(Records)
++++++++++++++++++++

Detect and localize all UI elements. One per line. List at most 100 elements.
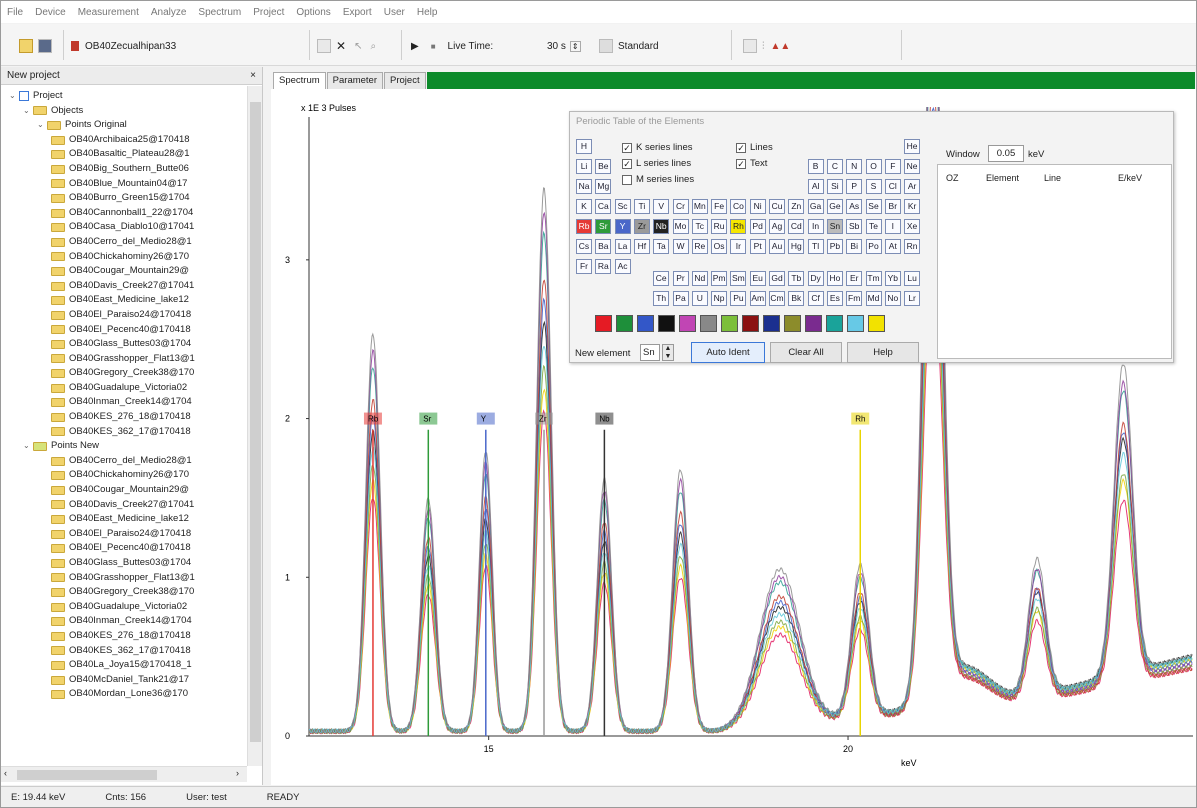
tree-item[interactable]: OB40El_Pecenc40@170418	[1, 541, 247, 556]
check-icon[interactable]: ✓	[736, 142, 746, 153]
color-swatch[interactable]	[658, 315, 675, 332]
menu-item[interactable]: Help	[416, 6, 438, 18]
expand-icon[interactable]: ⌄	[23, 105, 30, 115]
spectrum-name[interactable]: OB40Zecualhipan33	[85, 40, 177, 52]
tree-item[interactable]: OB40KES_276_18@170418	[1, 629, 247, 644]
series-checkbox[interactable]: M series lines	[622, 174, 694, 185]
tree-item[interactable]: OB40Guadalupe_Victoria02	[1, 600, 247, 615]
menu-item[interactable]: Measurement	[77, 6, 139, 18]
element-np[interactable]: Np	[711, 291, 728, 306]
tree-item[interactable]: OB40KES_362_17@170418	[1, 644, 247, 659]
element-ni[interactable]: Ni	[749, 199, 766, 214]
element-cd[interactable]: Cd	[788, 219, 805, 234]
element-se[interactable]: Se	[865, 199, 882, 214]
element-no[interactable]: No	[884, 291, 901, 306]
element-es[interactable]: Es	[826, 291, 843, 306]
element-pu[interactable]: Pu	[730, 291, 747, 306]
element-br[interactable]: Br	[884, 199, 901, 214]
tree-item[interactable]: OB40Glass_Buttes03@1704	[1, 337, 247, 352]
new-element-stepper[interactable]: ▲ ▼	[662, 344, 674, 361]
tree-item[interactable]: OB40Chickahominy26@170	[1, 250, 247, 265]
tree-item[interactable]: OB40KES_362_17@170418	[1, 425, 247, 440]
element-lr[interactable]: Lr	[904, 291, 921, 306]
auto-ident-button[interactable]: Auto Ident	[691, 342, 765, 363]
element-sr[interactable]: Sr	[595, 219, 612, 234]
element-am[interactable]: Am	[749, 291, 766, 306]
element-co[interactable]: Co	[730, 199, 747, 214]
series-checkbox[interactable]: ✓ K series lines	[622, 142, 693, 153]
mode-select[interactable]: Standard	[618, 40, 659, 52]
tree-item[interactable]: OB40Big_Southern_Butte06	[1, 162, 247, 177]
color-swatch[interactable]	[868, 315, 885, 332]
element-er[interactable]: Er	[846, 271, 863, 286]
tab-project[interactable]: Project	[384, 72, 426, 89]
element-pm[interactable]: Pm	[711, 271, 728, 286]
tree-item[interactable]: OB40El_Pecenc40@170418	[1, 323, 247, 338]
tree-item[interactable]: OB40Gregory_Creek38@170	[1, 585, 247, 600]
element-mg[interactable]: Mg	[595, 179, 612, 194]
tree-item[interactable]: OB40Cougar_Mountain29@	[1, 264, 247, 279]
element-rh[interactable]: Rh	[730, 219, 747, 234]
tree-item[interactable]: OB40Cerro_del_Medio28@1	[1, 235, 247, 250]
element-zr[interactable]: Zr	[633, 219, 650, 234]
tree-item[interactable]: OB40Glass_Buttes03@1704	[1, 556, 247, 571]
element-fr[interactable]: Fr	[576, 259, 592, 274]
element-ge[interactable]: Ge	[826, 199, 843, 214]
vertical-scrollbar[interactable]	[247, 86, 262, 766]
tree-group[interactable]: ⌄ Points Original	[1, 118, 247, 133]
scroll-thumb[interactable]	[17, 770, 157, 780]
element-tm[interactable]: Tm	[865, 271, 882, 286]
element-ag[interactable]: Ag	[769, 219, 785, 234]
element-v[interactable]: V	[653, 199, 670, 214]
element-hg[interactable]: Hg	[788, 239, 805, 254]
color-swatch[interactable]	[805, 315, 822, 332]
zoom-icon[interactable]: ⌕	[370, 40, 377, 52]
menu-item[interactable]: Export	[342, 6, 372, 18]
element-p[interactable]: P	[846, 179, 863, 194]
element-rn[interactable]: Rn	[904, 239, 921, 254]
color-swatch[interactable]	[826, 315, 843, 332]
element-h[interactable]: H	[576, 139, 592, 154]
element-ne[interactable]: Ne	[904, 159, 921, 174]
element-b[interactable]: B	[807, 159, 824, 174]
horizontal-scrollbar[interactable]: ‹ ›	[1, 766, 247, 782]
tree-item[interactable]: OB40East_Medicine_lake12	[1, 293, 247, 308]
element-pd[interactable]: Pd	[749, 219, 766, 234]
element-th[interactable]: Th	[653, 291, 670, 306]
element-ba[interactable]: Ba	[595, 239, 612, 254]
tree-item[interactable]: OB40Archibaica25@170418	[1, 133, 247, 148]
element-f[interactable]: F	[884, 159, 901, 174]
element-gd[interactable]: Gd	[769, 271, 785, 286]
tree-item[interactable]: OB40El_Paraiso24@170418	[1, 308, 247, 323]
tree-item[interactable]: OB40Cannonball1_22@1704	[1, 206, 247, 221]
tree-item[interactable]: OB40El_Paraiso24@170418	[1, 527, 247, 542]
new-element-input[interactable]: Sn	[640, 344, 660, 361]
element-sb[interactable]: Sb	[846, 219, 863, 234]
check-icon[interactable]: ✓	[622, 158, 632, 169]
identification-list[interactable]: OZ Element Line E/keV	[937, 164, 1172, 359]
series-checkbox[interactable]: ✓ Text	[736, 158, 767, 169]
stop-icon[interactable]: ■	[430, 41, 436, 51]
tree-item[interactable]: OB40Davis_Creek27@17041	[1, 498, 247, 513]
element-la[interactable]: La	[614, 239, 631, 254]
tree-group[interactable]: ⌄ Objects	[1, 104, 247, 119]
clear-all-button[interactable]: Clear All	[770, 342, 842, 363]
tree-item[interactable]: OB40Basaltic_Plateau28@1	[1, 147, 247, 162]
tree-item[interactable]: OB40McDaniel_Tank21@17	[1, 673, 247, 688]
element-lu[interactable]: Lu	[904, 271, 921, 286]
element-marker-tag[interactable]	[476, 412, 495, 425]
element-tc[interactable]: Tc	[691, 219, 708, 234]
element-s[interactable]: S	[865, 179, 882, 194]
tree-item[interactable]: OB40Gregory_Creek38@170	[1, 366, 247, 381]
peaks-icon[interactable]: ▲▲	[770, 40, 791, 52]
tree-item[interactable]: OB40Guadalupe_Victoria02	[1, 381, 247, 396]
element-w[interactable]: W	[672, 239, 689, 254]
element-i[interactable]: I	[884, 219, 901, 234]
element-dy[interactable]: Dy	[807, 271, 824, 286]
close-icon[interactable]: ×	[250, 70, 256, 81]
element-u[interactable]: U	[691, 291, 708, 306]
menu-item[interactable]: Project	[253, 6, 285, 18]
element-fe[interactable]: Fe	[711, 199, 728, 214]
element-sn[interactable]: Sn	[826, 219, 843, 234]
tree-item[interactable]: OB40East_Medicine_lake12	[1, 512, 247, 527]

++++++++++++++++++++

Stated exercise: Arrange every line of the items above as a Markdown table with the columns Row and Line, one row per line with its number, skipping blank lines. Leave the pictures out of the table.

Response to this exercise:
| Row | Line |
|---|---|
| 1 | Detect and localize all UI elements. One per line. List at most 100 elements. |
| 2 | tree-item[interactable]: OB40El_Pecenc40@170418	[1, 541, 247, 556] |
| 3 | check-icon[interactable]: ✓	[736, 142, 746, 153] |
| 4 | color-swatch[interactable]	[658, 315, 675, 332] |
| 5 | menu-item[interactable]: Help	[416, 6, 438, 18] |
| 6 | expand-icon[interactable]: ⌄	[23, 105, 30, 115] |
| 7 | spectrum-name[interactable]: OB40Zecualhipan33	[85, 40, 177, 52] |
| 8 | tree-item[interactable]: OB40KES_276_18@170418	[1, 629, 247, 644] |
| 9 | series-checkbox[interactable]: M series lines	[622, 174, 694, 185] |
| 10 | tree-item[interactable]: OB40Guadalupe_Victoria02	[1, 600, 247, 615] |
| 11 | menu-item[interactable]: Measurement	[77, 6, 139, 18] |
| 12 | element-np[interactable]: Np	[711, 291, 728, 306] |
| 13 | tree-item[interactable]: OB40KES_362_17@170418	[1, 644, 247, 659] |
| 14 | element-ni[interactable]: Ni	[749, 199, 766, 214] |
| 15 | element-cd[interactable]: Cd	[788, 219, 805, 234] |
| 16 | element-se[interactable]: Se	[865, 199, 882, 214] |
| 17 | element-no[interactable]: No	[884, 291, 901, 306] |
| 18 | element-es[interactable]: Es	[826, 291, 843, 306] |
| 19 | element-pu[interactable]: Pu	[730, 291, 747, 306] |
| 20 | element-br[interactable]: Br	[884, 199, 901, 214] |
| 21 | tree-item[interactable]: OB40Glass_Buttes03@1704	[1, 337, 247, 352] |
| 22 | new-element-stepper[interactable]: ▲ ▼	[662, 344, 674, 361] |
| 23 | tree-item[interactable]: OB40Chickahominy26@170	[1, 250, 247, 265] |
| 24 | tree-item[interactable]: OB40KES_362_17@170418	[1, 425, 247, 440] |
| 25 | element-lr[interactable]: Lr	[904, 291, 921, 306] |
| 26 | auto-ident-button[interactable]: Auto Ident	[691, 342, 765, 363] |
| 27 | element-sr[interactable]: Sr	[595, 219, 612, 234] |
| 28 | element-am[interactable]: Am	[749, 291, 766, 306] |
| 29 | element-co[interactable]: Co	[730, 199, 747, 214] |
| 30 | series-checkbox[interactable]: ✓ K series lines	[622, 142, 693, 153] |
| 31 | mode-select[interactable]: Standard	[618, 40, 659, 52] |
| 32 | tree-item[interactable]: OB40Big_Southern_Butte06	[1, 162, 247, 177] |
| 33 | color-swatch[interactable]	[868, 315, 885, 332] |
| 34 | element-er[interactable]: Er	[846, 271, 863, 286] |
| 35 | tab-project[interactable]: Project	[384, 72, 426, 89] |
| 36 | element-pm[interactable]: Pm	[711, 271, 728, 286] |
| 37 | tree-item[interactable]: OB40El_Pecenc40@170418	[1, 323, 247, 338] |
| 38 | tree-item[interactable]: OB40Gregory_Creek38@170	[1, 585, 247, 600] |
| 39 | element-mg[interactable]: Mg	[595, 179, 612, 194] |
| 40 | tree-item[interactable]: OB40Cougar_Mountain29@	[1, 264, 247, 279] |
| 41 | element-rh[interactable]: Rh	[730, 219, 747, 234] |
| 42 | tree-item[interactable]: OB40Cerro_del_Medio28@1	[1, 235, 247, 250] |
| 43 | element-zr[interactable]: Zr	[633, 219, 650, 234] |
| 44 | tree-item[interactable]: OB40Glass_Buttes03@1704	[1, 556, 247, 571] |
| 45 | element-fr[interactable]: Fr	[576, 259, 592, 274] |
| 46 | element-ge[interactable]: Ge	[826, 199, 843, 214] |
| 47 | vertical-scrollbar[interactable]	[247, 86, 262, 766] |
| 48 | tree-group[interactable]: ⌄ Points Original	[1, 118, 247, 133] |
| 49 | scroll-thumb[interactable]	[17, 770, 157, 780] |
| 50 | element-tm[interactable]: Tm	[865, 271, 882, 286] |
| 51 | element-ag[interactable]: Ag	[769, 219, 785, 234] |
| 52 | element-v[interactable]: V	[653, 199, 670, 214] |
| 53 | element-hg[interactable]: Hg	[788, 239, 805, 254] |
| 54 | color-swatch[interactable]	[805, 315, 822, 332] |
| 55 | zoom-icon[interactable]: ⌕	[370, 40, 377, 52] |
| 56 | menu-item[interactable]: Export	[342, 6, 372, 18] |
| 57 | element-p[interactable]: P	[846, 179, 863, 194] |
| 58 | element-rn[interactable]: Rn	[904, 239, 921, 254] |
| 59 | color-swatch[interactable]	[826, 315, 843, 332] |
| 60 | element-h[interactable]: H	[576, 139, 592, 154] |
| 61 | element-ne[interactable]: Ne	[904, 159, 921, 174] |
| 62 | element-b[interactable]: B	[807, 159, 824, 174] |
| 63 | horizontal-scrollbar[interactable]: ‹ ›	[1, 766, 247, 782] |
| 64 | tree-item[interactable]: OB40East_Medicine_lake12	[1, 293, 247, 308] |
| 65 | element-pd[interactable]: Pd	[749, 219, 766, 234] |
| 66 | element-th[interactable]: Th	[653, 291, 670, 306] |
| 67 | element-ba[interactable]: Ba	[595, 239, 612, 254] |
| 68 | tree-item[interactable]: OB40Archibaica25@170418	[1, 133, 247, 148] |
| 69 | element-f[interactable]: F	[884, 159, 901, 174] |
| 70 | element-gd[interactable]: Gd	[769, 271, 785, 286] |
| 71 | tree-item[interactable]: OB40El_Paraiso24@170418	[1, 308, 247, 323] |
| 72 | tree-item[interactable]: OB40Cannonball1_22@1704	[1, 206, 247, 221] |
| 73 | tree-item[interactable]: OB40El_Paraiso24@170418	[1, 527, 247, 542] |
| 74 | new-element-input[interactable]: Sn	[640, 344, 660, 361] |
| 75 | element-sb[interactable]: Sb	[846, 219, 863, 234] |
| 76 | check-icon[interactable]: ✓	[622, 158, 632, 169] |
| 77 | identification-list[interactable]: OZ Element Line E/keV	[937, 164, 1172, 359] |
| 78 | series-checkbox[interactable]: ✓ Text	[736, 158, 767, 169] |
| 79 | stop-icon[interactable]: ■	[430, 41, 436, 51] |
| 80 | tree-item[interactable]: OB40Davis_Creek27@17041	[1, 498, 247, 513] |
| 81 | element-la[interactable]: La	[614, 239, 631, 254] |
| 82 | tree-group[interactable]: ⌄ Objects	[1, 104, 247, 119] |
| 83 | clear-all-button[interactable]: Clear All	[770, 342, 842, 363] |
| 84 | tree-item[interactable]: OB40Basaltic_Plateau28@1	[1, 147, 247, 162] |
| 85 | tree-item[interactable]: OB40McDaniel_Tank21@17	[1, 673, 247, 688] |
| 86 | element-lu[interactable]: Lu	[904, 271, 921, 286] |
| 87 | element-marker-tag[interactable]	[476, 412, 495, 425] |
| 88 | element-tc[interactable]: Tc	[691, 219, 708, 234] |
| 89 | element-s[interactable]: S	[865, 179, 882, 194] |
| 90 | tree-item[interactable]: OB40Gregory_Creek38@170	[1, 366, 247, 381] |
| 91 | peaks-icon[interactable]: ▲▲	[770, 40, 791, 52] |
| 92 | tree-item[interactable]: OB40Guadalupe_Victoria02	[1, 381, 247, 396] |
| 93 | element-w[interactable]: W	[672, 239, 689, 254] |
| 94 | element-i[interactable]: I	[884, 219, 901, 234] |
| 95 | element-dy[interactable]: Dy	[807, 271, 824, 286] |
| 96 | close-icon[interactable]: ×	[250, 70, 256, 81] |
| 97 | element-u[interactable]: U	[691, 291, 708, 306] |
| 98 | menu-item[interactable]: Project	[253, 6, 285, 18] |
| 99 | element-fe[interactable]: Fe	[711, 199, 728, 214] |
| 100 | element-sn[interactable]: Sn	[826, 219, 843, 234] |
| 101 | tree-item[interactable]: OB40East_Medicine_lake12	[1, 512, 247, 527] |